__Written problem__: Repeat the entries below exactly as they appear, with no pictures.
* BEGIN *
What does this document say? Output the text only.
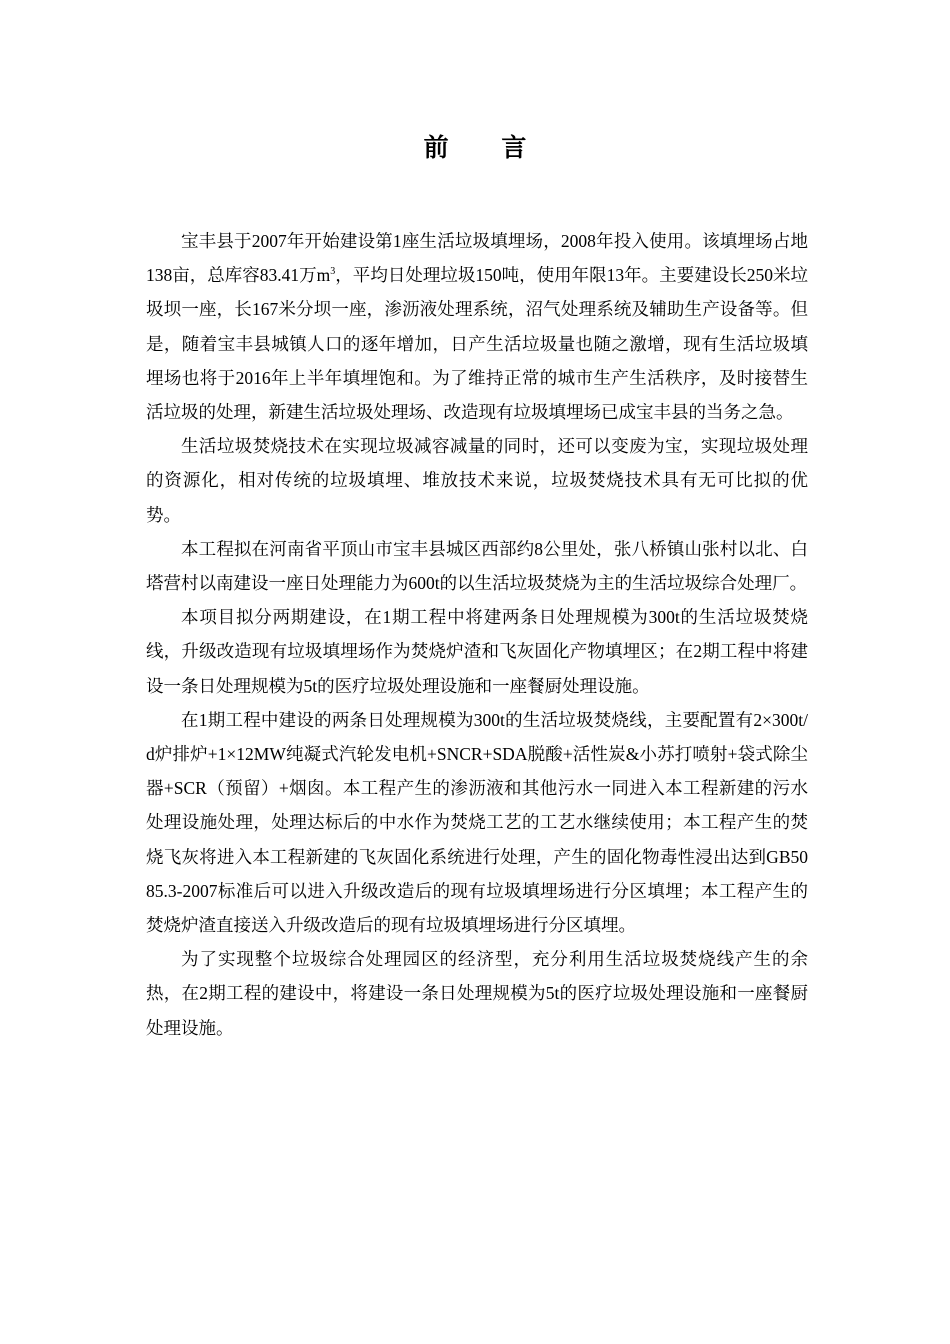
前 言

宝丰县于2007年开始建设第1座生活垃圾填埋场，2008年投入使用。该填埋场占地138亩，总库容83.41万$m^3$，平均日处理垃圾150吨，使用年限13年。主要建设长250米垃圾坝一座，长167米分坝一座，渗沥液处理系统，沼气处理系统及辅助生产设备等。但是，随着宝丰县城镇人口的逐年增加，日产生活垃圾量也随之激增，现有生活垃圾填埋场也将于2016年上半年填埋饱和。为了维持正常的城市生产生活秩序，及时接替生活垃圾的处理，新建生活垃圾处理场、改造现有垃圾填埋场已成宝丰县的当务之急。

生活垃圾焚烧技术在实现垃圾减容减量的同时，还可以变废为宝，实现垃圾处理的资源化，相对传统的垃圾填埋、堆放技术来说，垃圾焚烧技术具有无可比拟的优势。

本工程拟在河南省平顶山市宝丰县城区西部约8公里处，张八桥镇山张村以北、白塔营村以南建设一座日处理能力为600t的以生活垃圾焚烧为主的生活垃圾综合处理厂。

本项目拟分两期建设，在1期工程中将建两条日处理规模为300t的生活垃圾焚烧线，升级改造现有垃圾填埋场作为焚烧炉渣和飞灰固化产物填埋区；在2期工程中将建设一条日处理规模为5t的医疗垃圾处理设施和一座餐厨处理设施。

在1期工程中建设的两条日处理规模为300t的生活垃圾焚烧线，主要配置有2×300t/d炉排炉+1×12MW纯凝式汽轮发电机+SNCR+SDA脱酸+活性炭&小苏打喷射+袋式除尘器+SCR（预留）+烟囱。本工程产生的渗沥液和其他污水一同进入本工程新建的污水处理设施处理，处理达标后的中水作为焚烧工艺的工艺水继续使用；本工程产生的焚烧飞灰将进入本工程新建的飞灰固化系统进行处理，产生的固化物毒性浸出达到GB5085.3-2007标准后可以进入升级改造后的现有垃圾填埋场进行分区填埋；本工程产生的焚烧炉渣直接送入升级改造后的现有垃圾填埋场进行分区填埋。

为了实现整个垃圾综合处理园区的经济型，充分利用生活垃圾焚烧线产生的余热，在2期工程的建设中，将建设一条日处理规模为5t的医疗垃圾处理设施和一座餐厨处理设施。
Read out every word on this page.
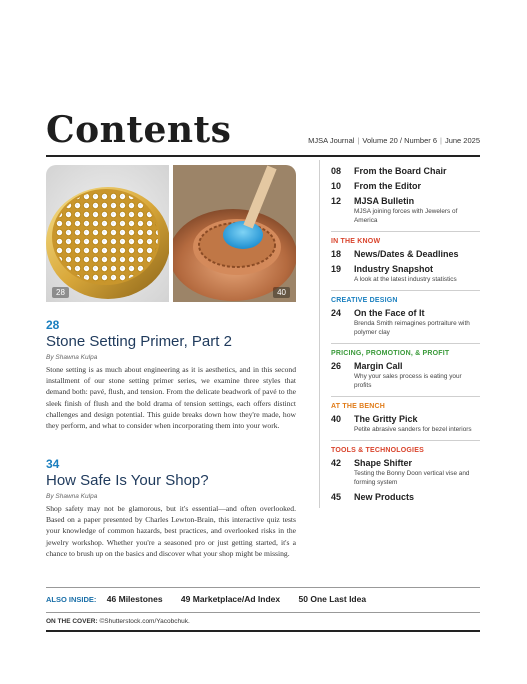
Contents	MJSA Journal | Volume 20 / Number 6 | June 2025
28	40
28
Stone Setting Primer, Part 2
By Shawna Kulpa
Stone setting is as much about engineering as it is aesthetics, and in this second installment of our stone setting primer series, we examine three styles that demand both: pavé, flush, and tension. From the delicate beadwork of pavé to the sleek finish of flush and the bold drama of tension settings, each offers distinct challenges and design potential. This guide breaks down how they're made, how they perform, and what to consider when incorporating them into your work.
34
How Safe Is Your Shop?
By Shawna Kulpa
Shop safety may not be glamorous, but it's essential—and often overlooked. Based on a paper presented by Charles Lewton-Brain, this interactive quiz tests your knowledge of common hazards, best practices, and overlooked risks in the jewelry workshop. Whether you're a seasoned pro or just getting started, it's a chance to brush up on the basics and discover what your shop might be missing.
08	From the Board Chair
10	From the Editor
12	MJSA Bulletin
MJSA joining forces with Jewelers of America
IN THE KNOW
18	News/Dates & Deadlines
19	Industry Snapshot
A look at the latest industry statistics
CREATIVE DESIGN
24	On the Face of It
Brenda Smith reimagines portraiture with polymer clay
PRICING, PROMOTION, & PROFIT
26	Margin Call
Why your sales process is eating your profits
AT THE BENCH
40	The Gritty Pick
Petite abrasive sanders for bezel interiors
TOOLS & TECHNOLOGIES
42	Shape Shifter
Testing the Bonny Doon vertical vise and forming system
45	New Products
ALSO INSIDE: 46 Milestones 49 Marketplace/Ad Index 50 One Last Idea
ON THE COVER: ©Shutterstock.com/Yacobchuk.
* END *
__Final result__:
What does this document say? Output the text only.
前 言

宝丰县于2007年开始建设第1座生活垃圾填埋场，2008年投入使用。该填埋场占地138亩，总库容83.41万$m^3$，平均日处理垃圾150吨，使用年限13年。主要建设长250米垃圾坝一座，长167米分坝一座，渗沥液处理系统，沼气处理系统及辅助生产设备等。但是，随着宝丰县城镇人口的逐年增加，日产生活垃圾量也随之激增，现有生活垃圾填埋场也将于2016年上半年填埋饱和。为了维持正常的城市生产生活秩序，及时接替生活垃圾的处理，新建生活垃圾处理场、改造现有垃圾填埋场已成宝丰县的当务之急。

生活垃圾焚烧技术在实现垃圾减容减量的同时，还可以变废为宝，实现垃圾处理的资源化，相对传统的垃圾填埋、堆放技术来说，垃圾焚烧技术具有无可比拟的优势。

本工程拟在河南省平顶山市宝丰县城区西部约8公里处，张八桥镇山张村以北、白塔营村以南建设一座日处理能力为600t的以生活垃圾焚烧为主的生活垃圾综合处理厂。

本项目拟分两期建设，在1期工程中将建两条日处理规模为300t的生活垃圾焚烧线，升级改造现有垃圾填埋场作为焚烧炉渣和飞灰固化产物填埋区；在2期工程中将建设一条日处理规模为5t的医疗垃圾处理设施和一座餐厨处理设施。

在1期工程中建设的两条日处理规模为300t的生活垃圾焚烧线，主要配置有2×300t/d炉排炉+1×12MW纯凝式汽轮发电机+SNCR+SDA脱酸+活性炭&小苏打喷射+袋式除尘器+SCR（预留）+烟囱。本工程产生的渗沥液和其他污水一同进入本工程新建的污水处理设施处理，处理达标后的中水作为焚烧工艺的工艺水继续使用；本工程产生的焚烧飞灰将进入本工程新建的飞灰固化系统进行处理，产生的固化物毒性浸出达到GB5085.3-2007标准后可以进入升级改造后的现有垃圾填埋场进行分区填埋；本工程产生的焚烧炉渣直接送入升级改造后的现有垃圾填埋场进行分区填埋。

为了实现整个垃圾综合处理园区的经济型，充分利用生活垃圾焚烧线产生的余热，在2期工程的建设中，将建设一条日处理规模为5t的医疗垃圾处理设施和一座餐厨处理设施。
Read out every word on this page.
Contents	MJSA Journal | Volume 20 / Number 6 | June 2025
28	40
28
Stone Setting Primer, Part 2
By Shawna Kulpa
Stone setting is as much about engineering as it is aesthetics, and in this second installment of our stone setting primer series, we examine three styles that demand both: pavé, flush, and tension. From the delicate beadwork of pavé to the sleek finish of flush and the bold drama of tension settings, each offers distinct challenges and design potential. This guide breaks down how they're made, how they perform, and what to consider when incorporating them into your work.
34
How Safe Is Your Shop?
By Shawna Kulpa
Shop safety may not be glamorous, but it's essential—and often overlooked. Based on a paper presented by Charles Lewton-Brain, this interactive quiz tests your knowledge of common hazards, best practices, and overlooked risks in the jewelry workshop. Whether you're a seasoned pro or just getting started, it's a chance to brush up on the basics and discover what your shop might be missing.
08	From the Board Chair
10	From the Editor
12	MJSA Bulletin
MJSA joining forces with Jewelers of America
IN THE KNOW
18	News/Dates & Deadlines
19	Industry Snapshot
A look at the latest industry statistics
CREATIVE DESIGN
24	On the Face of It
Brenda Smith reimagines portraiture with polymer clay
PRICING, PROMOTION, & PROFIT
26	Margin Call
Why your sales process is eating your profits
AT THE BENCH
40	The Gritty Pick
Petite abrasive sanders for bezel interiors
TOOLS & TECHNOLOGIES
42	Shape Shifter
Testing the Bonny Doon vertical vise and forming system
45	New Products
ALSO INSIDE: 46 Milestones 49 Marketplace/Ad Index 50 One Last Idea
ON THE COVER: ©Shutterstock.com/Yacobchuk.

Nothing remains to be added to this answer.